You are to retype all of the data exactly as it appears.

-- START OF The records --

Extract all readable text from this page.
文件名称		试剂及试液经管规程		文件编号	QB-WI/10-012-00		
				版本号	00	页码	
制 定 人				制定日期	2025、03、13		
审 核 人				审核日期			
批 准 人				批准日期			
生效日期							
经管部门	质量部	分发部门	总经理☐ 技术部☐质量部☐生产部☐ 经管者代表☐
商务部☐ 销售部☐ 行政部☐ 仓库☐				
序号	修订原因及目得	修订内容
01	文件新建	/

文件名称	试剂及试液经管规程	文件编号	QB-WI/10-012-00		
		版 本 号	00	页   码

-- END OF The records --

# Task solution
Extract all readable text from this page.
文件名称		试剂及试液经管规程		文件编号	QB-WI/10-012-00		
				版本号	00	页码	
制 定 人				制定日期	2025、03、13		
审 核 人				审核日期			
批 准 人				批准日期			
生效日期							
经管部门	质量部	分发部门	总经理☐ 技术部☐质量部☐生产部☐ 经管者代表☐
商务部☐ 销售部☐ 行政部☐ 仓库☐				
序号	修订原因及目得	修订内容
01	文件新建	/

文件名称	试剂及试液经管规程	文件编号	QB-WI/10-012-00		
		版 本 号	00	页   码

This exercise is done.